Saved entries:
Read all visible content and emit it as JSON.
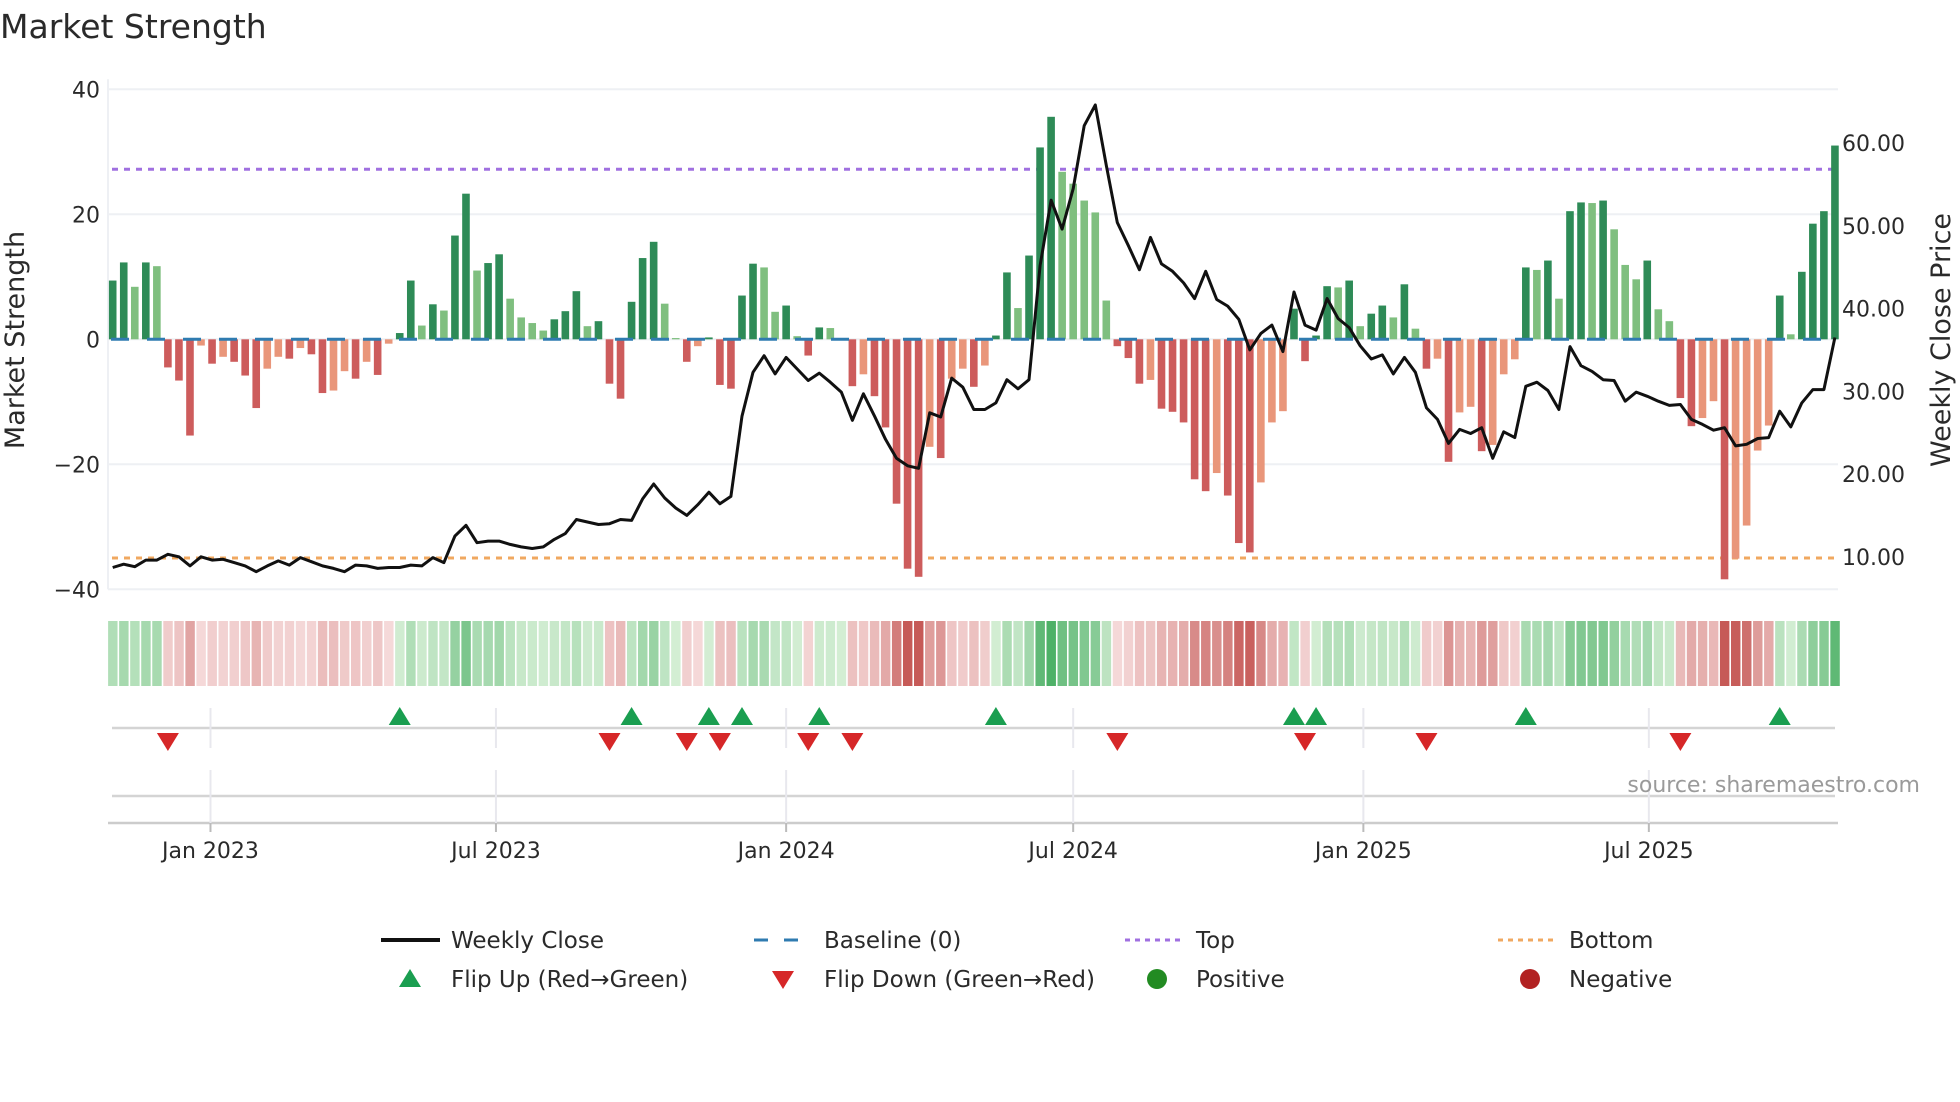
{
  "chart_data": {
    "type": "bar",
    "title": "Market Strength",
    "ylabel": "Market Strength",
    "ylabel_right": "Weekly Close Price",
    "ylim": [
      -40,
      40
    ],
    "ylim_right": [
      6.07,
      66.5
    ],
    "yticks": [
      40,
      20,
      0,
      -20,
      -40
    ],
    "yticks_labels": [
      "40",
      "20",
      "0",
      "−20",
      "−40"
    ],
    "yticks_right": [
      60,
      50,
      40,
      30,
      20,
      10
    ],
    "yticks_right_labels": [
      "60.00",
      "50.00",
      "40.00",
      "30.00",
      "20.00",
      "10.00"
    ],
    "x_start_date": "2022-10-31",
    "x_step_days": 7,
    "xticks": [
      "2023-01-01",
      "2023-07-01",
      "2024-01-01",
      "2024-07-01",
      "2025-01-01",
      "2025-07-01"
    ],
    "xtick_labels": [
      "Jan 2023",
      "Jul 2023",
      "Jan 2024",
      "Jul 2024",
      "Jan 2025",
      "Jul 2025"
    ],
    "grid": true,
    "top_level": 27.2,
    "bottom_level": -35.0,
    "strength": [
      9.4,
      12.3,
      8.4,
      12.3,
      11.7,
      -4.5,
      -6.6,
      -15.4,
      -1.0,
      -3.9,
      -2.8,
      -3.6,
      -5.8,
      -11.0,
      -4.7,
      -2.8,
      -3.1,
      -1.4,
      -2.4,
      -8.6,
      -8.2,
      -5.1,
      -6.3,
      -3.6,
      -5.7,
      -0.7,
      1.0,
      9.4,
      2.2,
      5.6,
      4.6,
      16.6,
      23.3,
      11.0,
      12.2,
      13.6,
      6.5,
      3.5,
      2.6,
      1.4,
      3.2,
      4.5,
      7.7,
      2.1,
      2.9,
      -7.1,
      -9.5,
      6.0,
      13.0,
      15.6,
      5.7,
      0.2,
      -3.6,
      -1.1,
      0.3,
      -7.3,
      -7.9,
      7.0,
      12.1,
      11.5,
      4.4,
      5.4,
      0.5,
      -2.6,
      1.9,
      1.8,
      0.2,
      -7.5,
      -5.6,
      -9.1,
      -14.1,
      -26.3,
      -36.7,
      -38.0,
      -17.2,
      -19.0,
      -6.3,
      -4.7,
      -7.6,
      -4.2,
      0.6,
      10.7,
      5.0,
      13.4,
      30.7,
      35.6,
      26.8,
      24.9,
      22.2,
      20.3,
      6.2,
      -1.1,
      -3.0,
      -7.1,
      -6.5,
      -11.1,
      -11.6,
      -13.3,
      -22.4,
      -24.3,
      -21.4,
      -25.0,
      -32.6,
      -34.1,
      -22.9,
      -13.3,
      -11.5,
      4.9,
      -3.5,
      0.6,
      8.5,
      8.3,
      9.4,
      2.1,
      4.1,
      5.4,
      3.5,
      8.8,
      1.7,
      -4.7,
      -3.1,
      -19.6,
      -11.7,
      -10.8,
      -17.9,
      -16.9,
      -5.6,
      -3.2,
      11.5,
      11.1,
      12.6,
      6.5,
      20.5,
      21.9,
      21.8,
      22.2,
      17.6,
      11.9,
      9.6,
      12.6,
      4.8,
      2.9,
      -9.4,
      -13.9,
      -12.6,
      -9.9,
      -38.4,
      -35.1,
      -29.8,
      -17.8,
      -13.8,
      7.0,
      0.8,
      10.8,
      18.5,
      20.5,
      31.0
    ],
    "weekly_close": [
      8.7,
      9.1,
      8.8,
      9.6,
      9.6,
      10.3,
      10.0,
      8.9,
      10.0,
      9.6,
      9.7,
      9.3,
      8.9,
      8.2,
      8.9,
      9.5,
      9.0,
      9.9,
      9.4,
      8.9,
      8.6,
      8.2,
      9.0,
      8.9,
      8.6,
      8.7,
      8.7,
      9.0,
      8.9,
      9.9,
      9.3,
      12.5,
      13.8,
      11.7,
      11.9,
      11.9,
      11.5,
      11.2,
      11.0,
      11.2,
      12.1,
      12.8,
      14.5,
      14.2,
      13.9,
      14.0,
      14.5,
      14.4,
      17.0,
      18.8,
      17.1,
      15.9,
      15.0,
      16.3,
      17.8,
      16.4,
      17.3,
      27.0,
      32.3,
      34.3,
      32.1,
      34.1,
      32.7,
      31.3,
      32.2,
      31.1,
      29.9,
      26.5,
      29.7,
      27.0,
      24.2,
      21.9,
      21.0,
      20.7,
      27.4,
      26.9,
      31.6,
      30.5,
      27.8,
      27.8,
      28.6,
      31.4,
      30.3,
      31.4,
      45.2,
      53.1,
      49.6,
      54.5,
      62.1,
      64.6,
      57.3,
      50.4,
      47.6,
      44.7,
      48.6,
      45.4,
      44.5,
      43.1,
      41.2,
      44.5,
      41.1,
      40.3,
      38.7,
      35.0,
      37.0,
      38.0,
      34.8,
      42.0,
      38.0,
      37.4,
      41.2,
      38.8,
      37.7,
      35.5,
      33.9,
      34.4,
      32.1,
      34.1,
      32.3,
      28.0,
      26.6,
      23.7,
      25.4,
      24.9,
      25.6,
      21.9,
      25.1,
      24.4,
      30.6,
      31.1,
      30.1,
      27.8,
      35.4,
      33.1,
      32.4,
      31.4,
      31.3,
      28.8,
      29.9,
      29.4,
      28.8,
      28.3,
      28.4,
      26.6,
      26.0,
      25.3,
      25.6,
      23.4,
      23.6,
      24.3,
      24.4,
      27.6,
      25.7,
      28.6,
      30.2,
      30.2,
      36.5
    ],
    "flip_up_weeks": [
      27,
      48,
      55,
      58,
      65,
      81,
      108,
      110,
      129,
      152
    ],
    "flip_down_weeks": [
      6,
      46,
      53,
      56,
      64,
      68,
      92,
      109,
      120,
      143
    ],
    "legend_placement": "bottom",
    "legend": [
      {
        "label": "Weekly Close",
        "symbol": "line",
        "color": "#111111"
      },
      {
        "label": "Baseline (0)",
        "symbol": "dash",
        "color": "#2f7bb0"
      },
      {
        "label": "Top",
        "symbol": "dot",
        "color": "#a070e0"
      },
      {
        "label": "Bottom",
        "symbol": "dot",
        "color": "#f0a860"
      },
      {
        "label": "Flip Up (Red→Green)",
        "symbol": "triangle-up",
        "color": "#1a9e50"
      },
      {
        "label": "Flip Down (Green→Red)",
        "symbol": "triangle-down",
        "color": "#d62728"
      },
      {
        "label": "Positive",
        "symbol": "circle",
        "color": "#228b22"
      },
      {
        "label": "Negative",
        "symbol": "circle",
        "color": "#b22222"
      }
    ],
    "colors": {
      "pos_rising": "#2e8b57",
      "pos_falling": "#7fbf7f",
      "neg_falling": "#cd5c5c",
      "neg_rising": "#e9967a",
      "close_line": "#111111",
      "baseline": "#2f7bb0",
      "top": "#a070e0",
      "bottom": "#f0a860",
      "flip_up": "#1a9e50",
      "flip_down": "#d62728"
    },
    "source": "source: sharemaestro.com"
  }
}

AIM | Transcribe every entry word for word, but skip the pictures.

ANSWER BELOW |
Read all visible content and emit it as JSON.
{
  "chart_data": {
    "type": "bar",
    "title": "Market Strength",
    "ylabel": "Market Strength",
    "ylabel_right": "Weekly Close Price",
    "ylim": [
      -40,
      40
    ],
    "ylim_right": [
      6.07,
      66.5
    ],
    "yticks": [
      40,
      20,
      0,
      -20,
      -40
    ],
    "yticks_labels": [
      "40",
      "20",
      "0",
      "−20",
      "−40"
    ],
    "yticks_right": [
      60,
      50,
      40,
      30,
      20,
      10
    ],
    "yticks_right_labels": [
      "60.00",
      "50.00",
      "40.00",
      "30.00",
      "20.00",
      "10.00"
    ],
    "x_start_date": "2022-10-31",
    "x_step_days": 7,
    "xticks": [
      "2023-01-01",
      "2023-07-01",
      "2024-01-01",
      "2024-07-01",
      "2025-01-01",
      "2025-07-01"
    ],
    "xtick_labels": [
      "Jan 2023",
      "Jul 2023",
      "Jan 2024",
      "Jul 2024",
      "Jan 2025",
      "Jul 2025"
    ],
    "grid": true,
    "top_level": 27.2,
    "bottom_level": -35.0,
    "strength": [
      9.4,
      12.3,
      8.4,
      12.3,
      11.7,
      -4.5,
      -6.6,
      -15.4,
      -1.0,
      -3.9,
      -2.8,
      -3.6,
      -5.8,
      -11.0,
      -4.7,
      -2.8,
      -3.1,
      -1.4,
      -2.4,
      -8.6,
      -8.2,
      -5.1,
      -6.3,
      -3.6,
      -5.7,
      -0.7,
      1.0,
      9.4,
      2.2,
      5.6,
      4.6,
      16.6,
      23.3,
      11.0,
      12.2,
      13.6,
      6.5,
      3.5,
      2.6,
      1.4,
      3.2,
      4.5,
      7.7,
      2.1,
      2.9,
      -7.1,
      -9.5,
      6.0,
      13.0,
      15.6,
      5.7,
      0.2,
      -3.6,
      -1.1,
      0.3,
      -7.3,
      -7.9,
      7.0,
      12.1,
      11.5,
      4.4,
      5.4,
      0.5,
      -2.6,
      1.9,
      1.8,
      0.2,
      -7.5,
      -5.6,
      -9.1,
      -14.1,
      -26.3,
      -36.7,
      -38.0,
      -17.2,
      -19.0,
      -6.3,
      -4.7,
      -7.6,
      -4.2,
      0.6,
      10.7,
      5.0,
      13.4,
      30.7,
      35.6,
      26.8,
      24.9,
      22.2,
      20.3,
      6.2,
      -1.1,
      -3.0,
      -7.1,
      -6.5,
      -11.1,
      -11.6,
      -13.3,
      -22.4,
      -24.3,
      -21.4,
      -25.0,
      -32.6,
      -34.1,
      -22.9,
      -13.3,
      -11.5,
      4.9,
      -3.5,
      0.6,
      8.5,
      8.3,
      9.4,
      2.1,
      4.1,
      5.4,
      3.5,
      8.8,
      1.7,
      -4.7,
      -3.1,
      -19.6,
      -11.7,
      -10.8,
      -17.9,
      -16.9,
      -5.6,
      -3.2,
      11.5,
      11.1,
      12.6,
      6.5,
      20.5,
      21.9,
      21.8,
      22.2,
      17.6,
      11.9,
      9.6,
      12.6,
      4.8,
      2.9,
      -9.4,
      -13.9,
      -12.6,
      -9.9,
      -38.4,
      -35.1,
      -29.8,
      -17.8,
      -13.8,
      7.0,
      0.8,
      10.8,
      18.5,
      20.5,
      31.0
    ],
    "weekly_close": [
      8.7,
      9.1,
      8.8,
      9.6,
      9.6,
      10.3,
      10.0,
      8.9,
      10.0,
      9.6,
      9.7,
      9.3,
      8.9,
      8.2,
      8.9,
      9.5,
      9.0,
      9.9,
      9.4,
      8.9,
      8.6,
      8.2,
      9.0,
      8.9,
      8.6,
      8.7,
      8.7,
      9.0,
      8.9,
      9.9,
      9.3,
      12.5,
      13.8,
      11.7,
      11.9,
      11.9,
      11.5,
      11.2,
      11.0,
      11.2,
      12.1,
      12.8,
      14.5,
      14.2,
      13.9,
      14.0,
      14.5,
      14.4,
      17.0,
      18.8,
      17.1,
      15.9,
      15.0,
      16.3,
      17.8,
      16.4,
      17.3,
      27.0,
      32.3,
      34.3,
      32.1,
      34.1,
      32.7,
      31.3,
      32.2,
      31.1,
      29.9,
      26.5,
      29.7,
      27.0,
      24.2,
      21.9,
      21.0,
      20.7,
      27.4,
      26.9,
      31.6,
      30.5,
      27.8,
      27.8,
      28.6,
      31.4,
      30.3,
      31.4,
      45.2,
      53.1,
      49.6,
      54.5,
      62.1,
      64.6,
      57.3,
      50.4,
      47.6,
      44.7,
      48.6,
      45.4,
      44.5,
      43.1,
      41.2,
      44.5,
      41.1,
      40.3,
      38.7,
      35.0,
      37.0,
      38.0,
      34.8,
      42.0,
      38.0,
      37.4,
      41.2,
      38.8,
      37.7,
      35.5,
      33.9,
      34.4,
      32.1,
      34.1,
      32.3,
      28.0,
      26.6,
      23.7,
      25.4,
      24.9,
      25.6,
      21.9,
      25.1,
      24.4,
      30.6,
      31.1,
      30.1,
      27.8,
      35.4,
      33.1,
      32.4,
      31.4,
      31.3,
      28.8,
      29.9,
      29.4,
      28.8,
      28.3,
      28.4,
      26.6,
      26.0,
      25.3,
      25.6,
      23.4,
      23.6,
      24.3,
      24.4,
      27.6,
      25.7,
      28.6,
      30.2,
      30.2,
      36.5
    ],
    "flip_up_weeks": [
      27,
      48,
      55,
      58,
      65,
      81,
      108,
      110,
      129,
      152
    ],
    "flip_down_weeks": [
      6,
      46,
      53,
      56,
      64,
      68,
      92,
      109,
      120,
      143
    ],
    "legend_placement": "bottom",
    "legend": [
      {
        "label": "Weekly Close",
        "symbol": "line",
        "color": "#111111"
      },
      {
        "label": "Baseline (0)",
        "symbol": "dash",
        "color": "#2f7bb0"
      },
      {
        "label": "Top",
        "symbol": "dot",
        "color": "#a070e0"
      },
      {
        "label": "Bottom",
        "symbol": "dot",
        "color": "#f0a860"
      },
      {
        "label": "Flip Up (Red→Green)",
        "symbol": "triangle-up",
        "color": "#1a9e50"
      },
      {
        "label": "Flip Down (Green→Red)",
        "symbol": "triangle-down",
        "color": "#d62728"
      },
      {
        "label": "Positive",
        "symbol": "circle",
        "color": "#228b22"
      },
      {
        "label": "Negative",
        "symbol": "circle",
        "color": "#b22222"
      }
    ],
    "colors": {
      "pos_rising": "#2e8b57",
      "pos_falling": "#7fbf7f",
      "neg_falling": "#cd5c5c",
      "neg_rising": "#e9967a",
      "close_line": "#111111",
      "baseline": "#2f7bb0",
      "top": "#a070e0",
      "bottom": "#f0a860",
      "flip_up": "#1a9e50",
      "flip_down": "#d62728"
    },
    "source": "source: sharemaestro.com"
  }
}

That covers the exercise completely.